- _GIVEN REQUEST_: Restate the whole listing exactly.

- _EXTRACTED MATERIAL_:
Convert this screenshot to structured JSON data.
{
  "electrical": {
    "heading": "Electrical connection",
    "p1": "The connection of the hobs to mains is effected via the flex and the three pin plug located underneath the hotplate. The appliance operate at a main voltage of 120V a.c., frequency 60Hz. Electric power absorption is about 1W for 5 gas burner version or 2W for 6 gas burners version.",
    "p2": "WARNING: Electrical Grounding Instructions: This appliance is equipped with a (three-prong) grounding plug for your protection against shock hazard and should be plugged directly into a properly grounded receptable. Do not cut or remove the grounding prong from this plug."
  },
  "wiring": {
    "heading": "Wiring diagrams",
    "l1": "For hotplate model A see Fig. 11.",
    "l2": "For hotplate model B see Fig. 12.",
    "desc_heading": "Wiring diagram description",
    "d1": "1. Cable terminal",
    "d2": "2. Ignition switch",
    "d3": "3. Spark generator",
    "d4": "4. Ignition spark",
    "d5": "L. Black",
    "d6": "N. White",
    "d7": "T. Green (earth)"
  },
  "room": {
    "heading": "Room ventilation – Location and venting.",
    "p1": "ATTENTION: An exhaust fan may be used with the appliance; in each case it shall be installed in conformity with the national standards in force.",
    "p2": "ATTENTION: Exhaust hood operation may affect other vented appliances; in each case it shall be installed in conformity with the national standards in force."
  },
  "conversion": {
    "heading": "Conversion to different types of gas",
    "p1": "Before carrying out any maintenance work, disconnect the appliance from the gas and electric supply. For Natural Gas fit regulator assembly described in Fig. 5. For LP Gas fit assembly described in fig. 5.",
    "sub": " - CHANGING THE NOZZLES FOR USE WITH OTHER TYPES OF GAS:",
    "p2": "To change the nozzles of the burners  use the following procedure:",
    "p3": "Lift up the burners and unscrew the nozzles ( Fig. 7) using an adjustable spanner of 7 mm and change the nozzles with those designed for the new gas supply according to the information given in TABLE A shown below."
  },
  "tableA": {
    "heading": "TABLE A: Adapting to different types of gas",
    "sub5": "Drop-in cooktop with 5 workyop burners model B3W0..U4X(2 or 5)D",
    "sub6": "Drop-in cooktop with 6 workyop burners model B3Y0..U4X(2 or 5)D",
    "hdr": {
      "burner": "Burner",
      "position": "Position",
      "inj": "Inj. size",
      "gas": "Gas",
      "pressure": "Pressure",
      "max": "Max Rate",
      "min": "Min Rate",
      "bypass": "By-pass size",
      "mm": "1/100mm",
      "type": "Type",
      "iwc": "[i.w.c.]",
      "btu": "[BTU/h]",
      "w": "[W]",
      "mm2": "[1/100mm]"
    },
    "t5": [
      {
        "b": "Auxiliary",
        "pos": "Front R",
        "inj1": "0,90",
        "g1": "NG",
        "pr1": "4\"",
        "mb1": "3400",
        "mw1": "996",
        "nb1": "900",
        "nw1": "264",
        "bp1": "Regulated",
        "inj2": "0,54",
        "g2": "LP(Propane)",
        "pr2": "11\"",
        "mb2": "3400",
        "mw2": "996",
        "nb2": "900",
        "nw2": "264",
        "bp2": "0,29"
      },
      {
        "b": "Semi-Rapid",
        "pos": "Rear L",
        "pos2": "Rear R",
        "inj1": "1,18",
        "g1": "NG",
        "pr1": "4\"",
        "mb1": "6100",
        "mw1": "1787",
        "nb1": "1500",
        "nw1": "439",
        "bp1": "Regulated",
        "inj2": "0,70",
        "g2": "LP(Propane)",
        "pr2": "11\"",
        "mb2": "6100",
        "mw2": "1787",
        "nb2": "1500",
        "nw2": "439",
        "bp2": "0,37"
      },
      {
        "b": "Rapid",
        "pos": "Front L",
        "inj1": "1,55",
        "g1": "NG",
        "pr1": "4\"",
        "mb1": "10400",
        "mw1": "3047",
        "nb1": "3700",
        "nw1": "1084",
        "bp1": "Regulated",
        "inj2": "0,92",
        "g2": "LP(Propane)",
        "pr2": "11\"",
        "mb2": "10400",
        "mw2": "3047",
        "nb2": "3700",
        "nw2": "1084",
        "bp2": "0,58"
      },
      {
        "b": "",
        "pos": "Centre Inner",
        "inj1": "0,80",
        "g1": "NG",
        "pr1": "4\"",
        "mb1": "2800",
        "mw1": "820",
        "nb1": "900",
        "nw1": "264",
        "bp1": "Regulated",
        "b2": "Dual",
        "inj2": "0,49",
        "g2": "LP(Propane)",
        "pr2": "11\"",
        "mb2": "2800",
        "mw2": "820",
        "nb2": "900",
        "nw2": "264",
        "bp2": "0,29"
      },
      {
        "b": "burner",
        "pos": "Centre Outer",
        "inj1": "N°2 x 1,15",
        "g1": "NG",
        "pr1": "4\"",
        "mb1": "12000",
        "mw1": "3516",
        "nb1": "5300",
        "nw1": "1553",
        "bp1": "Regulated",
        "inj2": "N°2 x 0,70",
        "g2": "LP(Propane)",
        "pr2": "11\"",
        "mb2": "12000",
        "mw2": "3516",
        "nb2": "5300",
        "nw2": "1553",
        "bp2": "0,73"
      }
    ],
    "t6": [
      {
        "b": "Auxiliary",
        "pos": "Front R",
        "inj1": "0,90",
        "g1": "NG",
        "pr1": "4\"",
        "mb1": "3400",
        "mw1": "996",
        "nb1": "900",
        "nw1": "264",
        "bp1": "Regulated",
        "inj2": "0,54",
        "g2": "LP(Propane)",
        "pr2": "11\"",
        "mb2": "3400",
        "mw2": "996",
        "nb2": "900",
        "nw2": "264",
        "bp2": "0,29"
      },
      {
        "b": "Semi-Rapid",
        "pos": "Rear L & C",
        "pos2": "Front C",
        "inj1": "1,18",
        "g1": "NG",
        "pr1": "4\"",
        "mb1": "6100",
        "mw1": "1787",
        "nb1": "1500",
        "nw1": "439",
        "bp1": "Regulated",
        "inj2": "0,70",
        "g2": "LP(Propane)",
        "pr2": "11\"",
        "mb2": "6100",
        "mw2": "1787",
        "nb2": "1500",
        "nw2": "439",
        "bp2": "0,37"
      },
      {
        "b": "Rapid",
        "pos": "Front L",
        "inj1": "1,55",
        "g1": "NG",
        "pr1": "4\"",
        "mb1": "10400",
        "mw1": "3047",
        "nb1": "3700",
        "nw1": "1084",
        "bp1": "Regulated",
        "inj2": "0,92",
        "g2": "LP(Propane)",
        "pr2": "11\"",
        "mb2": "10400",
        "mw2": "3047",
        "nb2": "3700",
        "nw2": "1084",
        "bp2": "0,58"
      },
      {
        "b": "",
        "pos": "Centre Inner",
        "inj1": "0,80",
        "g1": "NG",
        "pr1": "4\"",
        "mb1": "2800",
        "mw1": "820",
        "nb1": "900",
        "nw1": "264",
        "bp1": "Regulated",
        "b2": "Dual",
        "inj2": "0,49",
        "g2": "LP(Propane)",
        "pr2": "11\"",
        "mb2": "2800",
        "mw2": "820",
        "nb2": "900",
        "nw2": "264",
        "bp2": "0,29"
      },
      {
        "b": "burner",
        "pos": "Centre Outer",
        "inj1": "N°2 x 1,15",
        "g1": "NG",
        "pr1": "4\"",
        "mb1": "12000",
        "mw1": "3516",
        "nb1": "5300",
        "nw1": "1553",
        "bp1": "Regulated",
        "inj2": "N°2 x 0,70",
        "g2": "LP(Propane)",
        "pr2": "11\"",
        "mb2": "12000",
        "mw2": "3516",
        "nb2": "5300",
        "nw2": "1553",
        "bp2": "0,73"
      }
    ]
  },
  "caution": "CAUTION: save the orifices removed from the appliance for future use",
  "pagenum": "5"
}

- _EXERCISE SOLUTION_:
Convert this screenshot to structured JSON data.
{
  "electrical": {
    "heading": "Electrical connection",
    "p1": "The connection of the hobs to mains is effected via the flex and the three pin plug located underneath the hotplate. The appliance operate at a main voltage of 120V a.c., frequency 60Hz. Electric power absorption is about 1W for 5 gas burner version or 2W for 6 gas burners version.",
    "p2": "WARNING: Electrical Grounding Instructions: This appliance is equipped with a (three-prong) grounding plug for your protection against shock hazard and should be plugged directly into a properly grounded receptable. Do not cut or remove the grounding prong from this plug."
  },
  "wiring": {
    "heading": "Wiring diagrams",
    "l1": "For hotplate model A see Fig. 11.",
    "l2": "For hotplate model B see Fig. 12.",
    "desc_heading": "Wiring diagram description",
    "d1": "1. Cable terminal",
    "d2": "2. Ignition switch",
    "d3": "3. Spark generator",
    "d4": "4. Ignition spark",
    "d5": "L. Black",
    "d6": "N. White",
    "d7": "T. Green (earth)"
  },
  "room": {
    "heading": "Room ventilation – Location and venting.",
    "p1": "ATTENTION: An exhaust fan may be used with the appliance; in each case it shall be installed in conformity with the national standards in force.",
    "p2": "ATTENTION: Exhaust hood operation may affect other vented appliances; in each case it shall be installed in conformity with the national standards in force."
  },
  "conversion": {
    "heading": "Conversion to different types of gas",
    "p1": "Before carrying out any maintenance work, disconnect the appliance from the gas and electric supply. For Natural Gas fit regulator assembly described in Fig. 5. For LP Gas fit assembly described in fig. 5.",
    "sub": " - CHANGING THE NOZZLES FOR USE WITH OTHER TYPES OF GAS:",
    "p2": "To change the nozzles of the burners  use the following procedure:",
    "p3": "Lift up the burners and unscrew the nozzles ( Fig. 7) using an adjustable spanner of 7 mm and change the nozzles with those designed for the new gas supply according to the information given in TABLE A shown below."
  },
  "tableA": {
    "heading": "TABLE A: Adapting to different types of gas",
    "sub5": "Drop-in cooktop with 5 workyop burners model B3W0..U4X(2 or 5)D",
    "sub6": "Drop-in cooktop with 6 workyop burners model B3Y0..U4X(2 or 5)D",
    "hdr": {
      "burner": "Burner",
      "position": "Position",
      "inj": "Inj. size",
      "gas": "Gas",
      "pressure": "Pressure",
      "max": "Max Rate",
      "min": "Min Rate",
      "bypass": "By-pass size",
      "mm": "1/100mm",
      "type": "Type",
      "iwc": "[i.w.c.]",
      "btu": "[BTU/h]",
      "w": "[W]",
      "mm2": "[1/100mm]"
    },
    "t5": [
      {
        "b": "Auxiliary",
        "pos": "Front R",
        "inj1": "0,90",
        "g1": "NG",
        "pr1": "4\"",
        "mb1": "3400",
        "mw1": "996",
        "nb1": "900",
        "nw1": "264",
        "bp1": "Regulated",
        "inj2": "0,54",
        "g2": "LP(Propane)",
        "pr2": "11\"",
        "mb2": "3400",
        "mw2": "996",
        "nb2": "900",
        "nw2": "264",
        "bp2": "0,29"
      },
      {
        "b": "Semi-Rapid",
        "pos": "Rear L",
        "pos2": "Rear R",
        "inj1": "1,18",
        "g1": "NG",
        "pr1": "4\"",
        "mb1": "6100",
        "mw1": "1787",
        "nb1": "1500",
        "nw1": "439",
        "bp1": "Regulated",
        "inj2": "0,70",
        "g2": "LP(Propane)",
        "pr2": "11\"",
        "mb2": "6100",
        "mw2": "1787",
        "nb2": "1500",
        "nw2": "439",
        "bp2": "0,37"
      },
      {
        "b": "Rapid",
        "pos": "Front L",
        "inj1": "1,55",
        "g1": "NG",
        "pr1": "4\"",
        "mb1": "10400",
        "mw1": "3047",
        "nb1": "3700",
        "nw1": "1084",
        "bp1": "Regulated",
        "inj2": "0,92",
        "g2": "LP(Propane)",
        "pr2": "11\"",
        "mb2": "10400",
        "mw2": "3047",
        "nb2": "3700",
        "nw2": "1084",
        "bp2": "0,58"
      },
      {
        "b": "",
        "pos": "Centre Inner",
        "inj1": "0,80",
        "g1": "NG",
        "pr1": "4\"",
        "mb1": "2800",
        "mw1": "820",
        "nb1": "900",
        "nw1": "264",
        "bp1": "Regulated",
        "b2": "Dual",
        "inj2": "0,49",
        "g2": "LP(Propane)",
        "pr2": "11\"",
        "mb2": "2800",
        "mw2": "820",
        "nb2": "900",
        "nw2": "264",
        "bp2": "0,29"
      },
      {
        "b": "burner",
        "pos": "Centre Outer",
        "inj1": "N°2 x 1,15",
        "g1": "NG",
        "pr1": "4\"",
        "mb1": "12000",
        "mw1": "3516",
        "nb1": "5300",
        "nw1": "1553",
        "bp1": "Regulated",
        "inj2": "N°2 x 0,70",
        "g2": "LP(Propane)",
        "pr2": "11\"",
        "mb2": "12000",
        "mw2": "3516",
        "nb2": "5300",
        "nw2": "1553",
        "bp2": "0,73"
      }
    ],
    "t6": [
      {
        "b": "Auxiliary",
        "pos": "Front R",
        "inj1": "0,90",
        "g1": "NG",
        "pr1": "4\"",
        "mb1": "3400",
        "mw1": "996",
        "nb1": "900",
        "nw1": "264",
        "bp1": "Regulated",
        "inj2": "0,54",
        "g2": "LP(Propane)",
        "pr2": "11\"",
        "mb2": "3400",
        "mw2": "996",
        "nb2": "900",
        "nw2": "264",
        "bp2": "0,29"
      },
      {
        "b": "Semi-Rapid",
        "pos": "Rear L & C",
        "pos2": "Front C",
        "inj1": "1,18",
        "g1": "NG",
        "pr1": "4\"",
        "mb1": "6100",
        "mw1": "1787",
        "nb1": "1500",
        "nw1": "439",
        "bp1": "Regulated",
        "inj2": "0,70",
        "g2": "LP(Propane)",
        "pr2": "11\"",
        "mb2": "6100",
        "mw2": "1787",
        "nb2": "1500",
        "nw2": "439",
        "bp2": "0,37"
      },
      {
        "b": "Rapid",
        "pos": "Front L",
        "inj1": "1,55",
        "g1": "NG",
        "pr1": "4\"",
        "mb1": "10400",
        "mw1": "3047",
        "nb1": "3700",
        "nw1": "1084",
        "bp1": "Regulated",
        "inj2": "0,92",
        "g2": "LP(Propane)",
        "pr2": "11\"",
        "mb2": "10400",
        "mw2": "3047",
        "nb2": "3700",
        "nw2": "1084",
        "bp2": "0,58"
      },
      {
        "b": "",
        "pos": "Centre Inner",
        "inj1": "0,80",
        "g1": "NG",
        "pr1": "4\"",
        "mb1": "2800",
        "mw1": "820",
        "nb1": "900",
        "nw1": "264",
        "bp1": "Regulated",
        "b2": "Dual",
        "inj2": "0,49",
        "g2": "LP(Propane)",
        "pr2": "11\"",
        "mb2": "2800",
        "mw2": "820",
        "nb2": "900",
        "nw2": "264",
        "bp2": "0,29"
      },
      {
        "b": "burner",
        "pos": "Centre Outer",
        "inj1": "N°2 x 1,15",
        "g1": "NG",
        "pr1": "4\"",
        "mb1": "12000",
        "mw1": "3516",
        "nb1": "5300",
        "nw1": "1553",
        "bp1": "Regulated",
        "inj2": "N°2 x 0,70",
        "g2": "LP(Propane)",
        "pr2": "11\"",
        "mb2": "12000",
        "mw2": "3516",
        "nb2": "5300",
        "nw2": "1553",
        "bp2": "0,73"
      }
    ]
  },
  "caution": "CAUTION: save the orifices removed from the appliance for future use",
  "pagenum": "5"
}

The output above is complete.